§ **Written exercise**
Write out each entry, exactly the way it appears.

§ **Provided records**
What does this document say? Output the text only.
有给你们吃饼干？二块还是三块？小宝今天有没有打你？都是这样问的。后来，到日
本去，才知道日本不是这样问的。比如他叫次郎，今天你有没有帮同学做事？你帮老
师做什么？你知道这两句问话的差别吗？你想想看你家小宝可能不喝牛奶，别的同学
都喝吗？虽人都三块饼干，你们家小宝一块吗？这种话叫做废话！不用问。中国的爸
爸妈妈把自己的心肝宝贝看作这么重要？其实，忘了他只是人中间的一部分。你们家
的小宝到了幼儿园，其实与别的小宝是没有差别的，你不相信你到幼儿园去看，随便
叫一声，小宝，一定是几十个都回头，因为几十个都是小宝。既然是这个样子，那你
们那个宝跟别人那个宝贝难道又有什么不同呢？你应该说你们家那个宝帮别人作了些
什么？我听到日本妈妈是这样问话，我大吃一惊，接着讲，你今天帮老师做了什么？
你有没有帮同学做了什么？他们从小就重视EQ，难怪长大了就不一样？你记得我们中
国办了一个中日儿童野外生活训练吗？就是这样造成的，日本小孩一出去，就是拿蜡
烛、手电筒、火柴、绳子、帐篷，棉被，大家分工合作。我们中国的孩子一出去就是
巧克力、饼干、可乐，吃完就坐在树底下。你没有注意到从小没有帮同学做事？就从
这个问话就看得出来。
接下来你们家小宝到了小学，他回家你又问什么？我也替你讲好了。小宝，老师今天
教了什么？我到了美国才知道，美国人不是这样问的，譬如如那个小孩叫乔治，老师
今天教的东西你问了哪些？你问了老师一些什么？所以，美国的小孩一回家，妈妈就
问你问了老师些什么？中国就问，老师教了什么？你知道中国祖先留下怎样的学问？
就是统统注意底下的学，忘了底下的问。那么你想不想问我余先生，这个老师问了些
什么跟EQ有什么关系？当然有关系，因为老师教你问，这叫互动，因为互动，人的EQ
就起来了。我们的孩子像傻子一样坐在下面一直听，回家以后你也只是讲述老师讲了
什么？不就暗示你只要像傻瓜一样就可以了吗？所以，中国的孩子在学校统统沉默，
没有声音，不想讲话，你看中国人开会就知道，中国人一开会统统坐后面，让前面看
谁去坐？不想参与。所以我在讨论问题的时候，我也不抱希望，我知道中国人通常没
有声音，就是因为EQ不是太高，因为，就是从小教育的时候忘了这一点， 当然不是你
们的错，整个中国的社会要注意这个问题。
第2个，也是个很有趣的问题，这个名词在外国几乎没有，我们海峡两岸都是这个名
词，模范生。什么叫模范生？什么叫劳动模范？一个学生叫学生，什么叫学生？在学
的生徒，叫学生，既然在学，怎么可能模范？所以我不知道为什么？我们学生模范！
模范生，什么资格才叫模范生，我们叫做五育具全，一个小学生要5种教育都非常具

§ **Answer for the task**
What does this document say? Output the text only.
有给你们吃饼干？二块还是三块？小宝今天有没有打你？都是这样问的。后来，到日
本去，才知道日本不是这样问的。比如他叫次郎，今天你有没有帮同学做事？你帮老
师做什么？你知道这两句问话的差别吗？你想想看你家小宝可能不喝牛奶，别的同学
都喝吗？虽人都三块饼干，你们家小宝一块吗？这种话叫做废话！不用问。中国的爸
爸妈妈把自己的心肝宝贝看作这么重要？其实，忘了他只是人中间的一部分。你们家
的小宝到了幼儿园，其实与别的小宝是没有差别的，你不相信你到幼儿园去看，随便
叫一声，小宝，一定是几十个都回头，因为几十个都是小宝。既然是这个样子，那你
们那个宝跟别人那个宝贝难道又有什么不同呢？你应该说你们家那个宝帮别人作了些
什么？我听到日本妈妈是这样问话，我大吃一惊，接着讲，你今天帮老师做了什么？
你有没有帮同学做了什么？他们从小就重视EQ，难怪长大了就不一样？你记得我们中
国办了一个中日儿童野外生活训练吗？就是这样造成的，日本小孩一出去，就是拿蜡
烛、手电筒、火柴、绳子、帐篷，棉被，大家分工合作。我们中国的孩子一出去就是
巧克力、饼干、可乐，吃完就坐在树底下。你没有注意到从小没有帮同学做事？就从
这个问话就看得出来。
接下来你们家小宝到了小学，他回家你又问什么？我也替你讲好了。小宝，老师今天
教了什么？我到了美国才知道，美国人不是这样问的，譬如如那个小孩叫乔治，老师
今天教的东西你问了哪些？你问了老师一些什么？所以，美国的小孩一回家，妈妈就
问你问了老师些什么？中国就问，老师教了什么？你知道中国祖先留下怎样的学问？
就是统统注意底下的学，忘了底下的问。那么你想不想问我余先生，这个老师问了些
什么跟EQ有什么关系？当然有关系，因为老师教你问，这叫互动，因为互动，人的EQ
就起来了。我们的孩子像傻子一样坐在下面一直听，回家以后你也只是讲述老师讲了
什么？不就暗示你只要像傻瓜一样就可以了吗？所以，中国的孩子在学校统统沉默，
没有声音，不想讲话，你看中国人开会就知道，中国人一开会统统坐后面，让前面看
谁去坐？不想参与。所以我在讨论问题的时候，我也不抱希望，我知道中国人通常没
有声音，就是因为EQ不是太高，因为，就是从小教育的时候忘了这一点， 当然不是你
们的错，整个中国的社会要注意这个问题。
第2个，也是个很有趣的问题，这个名词在外国几乎没有，我们海峡两岸都是这个名
词，模范生。什么叫模范生？什么叫劳动模范？一个学生叫学生，什么叫学生？在学
的生徒，叫学生，既然在学，怎么可能模范？所以我不知道为什么？我们学生模范！
模范生，什么资格才叫模范生，我们叫做五育具全，一个小学生要5种教育都非常具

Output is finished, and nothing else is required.